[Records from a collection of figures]
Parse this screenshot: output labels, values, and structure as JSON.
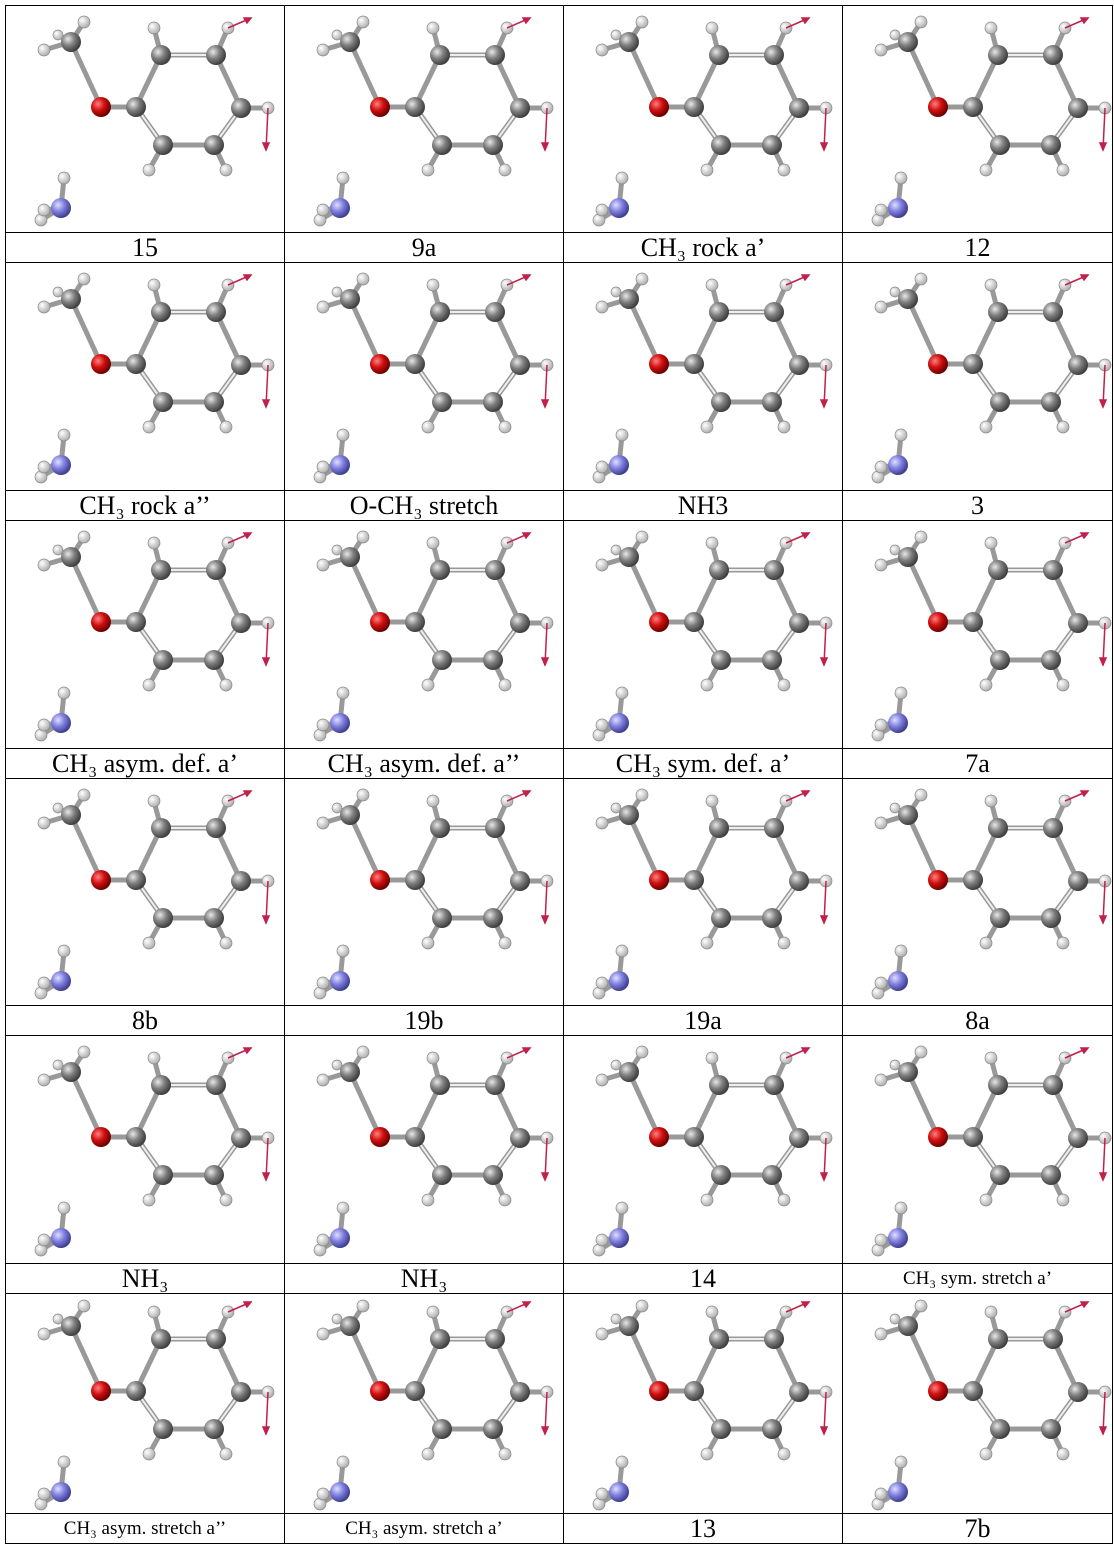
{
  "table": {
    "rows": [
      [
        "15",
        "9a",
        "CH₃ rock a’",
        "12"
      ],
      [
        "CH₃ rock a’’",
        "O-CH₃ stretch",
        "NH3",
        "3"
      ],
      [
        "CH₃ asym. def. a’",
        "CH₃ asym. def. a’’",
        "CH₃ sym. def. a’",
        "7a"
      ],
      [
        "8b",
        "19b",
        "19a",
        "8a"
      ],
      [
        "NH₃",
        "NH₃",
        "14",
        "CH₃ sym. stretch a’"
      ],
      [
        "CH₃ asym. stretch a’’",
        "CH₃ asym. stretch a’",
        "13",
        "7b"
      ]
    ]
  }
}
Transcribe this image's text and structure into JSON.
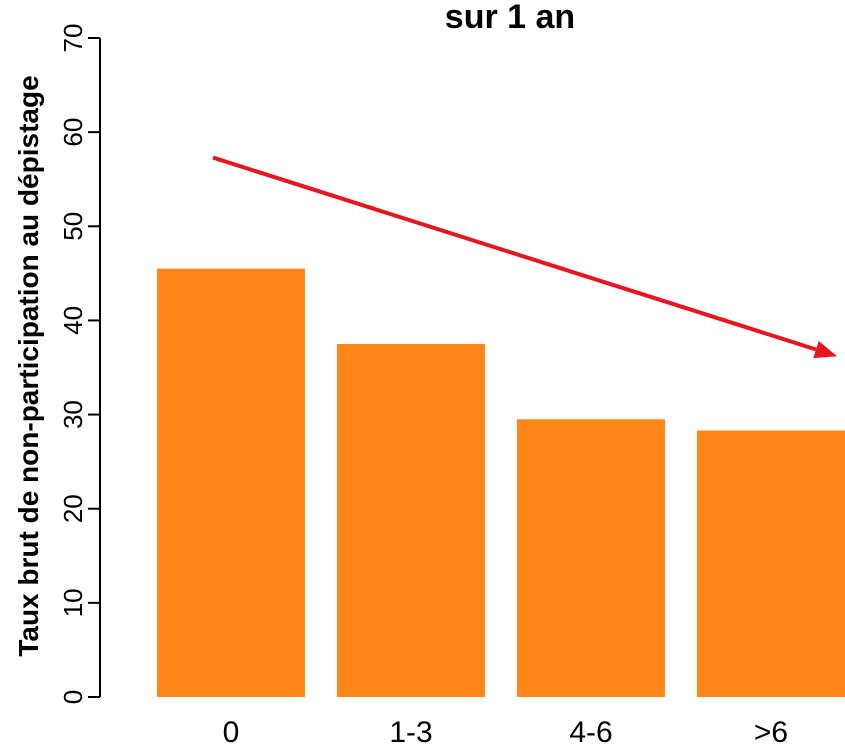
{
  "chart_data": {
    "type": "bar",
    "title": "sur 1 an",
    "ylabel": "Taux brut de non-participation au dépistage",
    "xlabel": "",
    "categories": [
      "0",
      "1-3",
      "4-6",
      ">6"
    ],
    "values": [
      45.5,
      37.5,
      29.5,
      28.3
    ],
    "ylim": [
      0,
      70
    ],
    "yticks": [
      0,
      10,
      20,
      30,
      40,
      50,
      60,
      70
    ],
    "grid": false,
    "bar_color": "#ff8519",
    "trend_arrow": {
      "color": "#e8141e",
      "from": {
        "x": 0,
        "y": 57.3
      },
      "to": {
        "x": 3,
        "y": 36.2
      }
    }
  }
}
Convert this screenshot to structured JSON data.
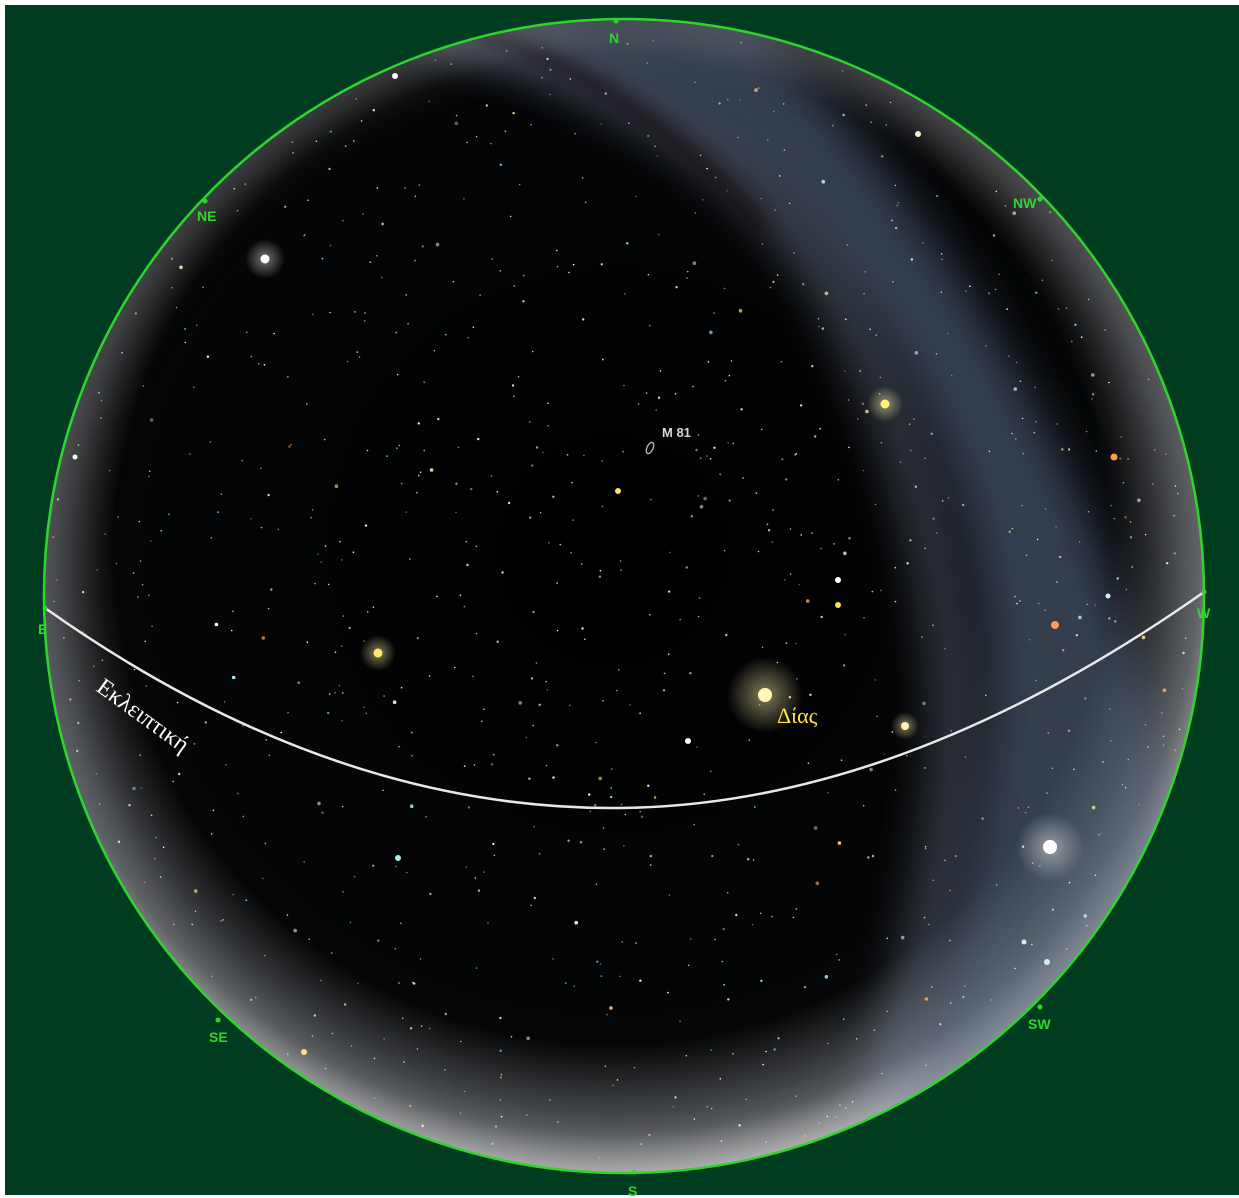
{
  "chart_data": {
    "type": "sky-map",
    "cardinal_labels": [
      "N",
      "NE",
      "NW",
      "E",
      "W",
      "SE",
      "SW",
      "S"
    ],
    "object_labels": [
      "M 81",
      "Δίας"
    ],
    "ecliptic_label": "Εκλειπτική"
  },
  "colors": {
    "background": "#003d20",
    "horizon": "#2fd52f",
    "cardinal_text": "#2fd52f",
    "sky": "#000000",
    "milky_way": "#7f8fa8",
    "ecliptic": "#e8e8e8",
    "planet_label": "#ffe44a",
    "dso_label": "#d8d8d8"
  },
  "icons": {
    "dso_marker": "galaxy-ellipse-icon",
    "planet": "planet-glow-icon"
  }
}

Description of the task
Transcribe the entries above verbatim, omitting their pictures.

Written solution
Parse this screenshot: output labels, values, and structure as JSON.
{
  "table": {
    "rows": [
      [
        "15",
        "9a",
        "CH₃ rock a’",
        "12"
      ],
      [
        "CH₃ rock a’’",
        "O-CH₃ stretch",
        "NH3",
        "3"
      ],
      [
        "CH₃ asym. def. a’",
        "CH₃ asym. def. a’’",
        "CH₃ sym. def. a’",
        "7a"
      ],
      [
        "8b",
        "19b",
        "19a",
        "8a"
      ],
      [
        "NH₃",
        "NH₃",
        "14",
        "CH₃ sym. stretch a’"
      ],
      [
        "CH₃ asym. stretch a’’",
        "CH₃ asym. stretch a’",
        "13",
        "7b"
      ]
    ]
  }
}
Transcribe this image's text and structure into JSON.
{
  "chart_data": {
    "type": "bar",
    "title": "sur 1 an",
    "ylabel": "Taux brut de non-participation au dépistage",
    "xlabel": "",
    "categories": [
      "0",
      "1-3",
      "4-6",
      ">6"
    ],
    "values": [
      45.5,
      37.5,
      29.5,
      28.3
    ],
    "ylim": [
      0,
      70
    ],
    "yticks": [
      0,
      10,
      20,
      30,
      40,
      50,
      60,
      70
    ],
    "grid": false,
    "bar_color": "#ff8519",
    "trend_arrow": {
      "color": "#e8141e",
      "from": {
        "x": 0,
        "y": 57.3
      },
      "to": {
        "x": 3,
        "y": 36.2
      }
    }
  }
}
Convert this screenshot to structured JSON data.
{
  "chart_data": {
    "type": "sky-map",
    "cardinal_labels": [
      "N",
      "NE",
      "NW",
      "E",
      "W",
      "SE",
      "SW",
      "S"
    ],
    "object_labels": [
      "M 81",
      "Δίας"
    ],
    "ecliptic_label": "Εκλειπτική"
  },
  "colors": {
    "background": "#003d20",
    "horizon": "#2fd52f",
    "cardinal_text": "#2fd52f",
    "sky": "#000000",
    "milky_way": "#7f8fa8",
    "ecliptic": "#e8e8e8",
    "planet_label": "#ffe44a",
    "dso_label": "#d8d8d8"
  },
  "icons": {
    "dso_marker": "galaxy-ellipse-icon",
    "planet": "planet-glow-icon"
  }
}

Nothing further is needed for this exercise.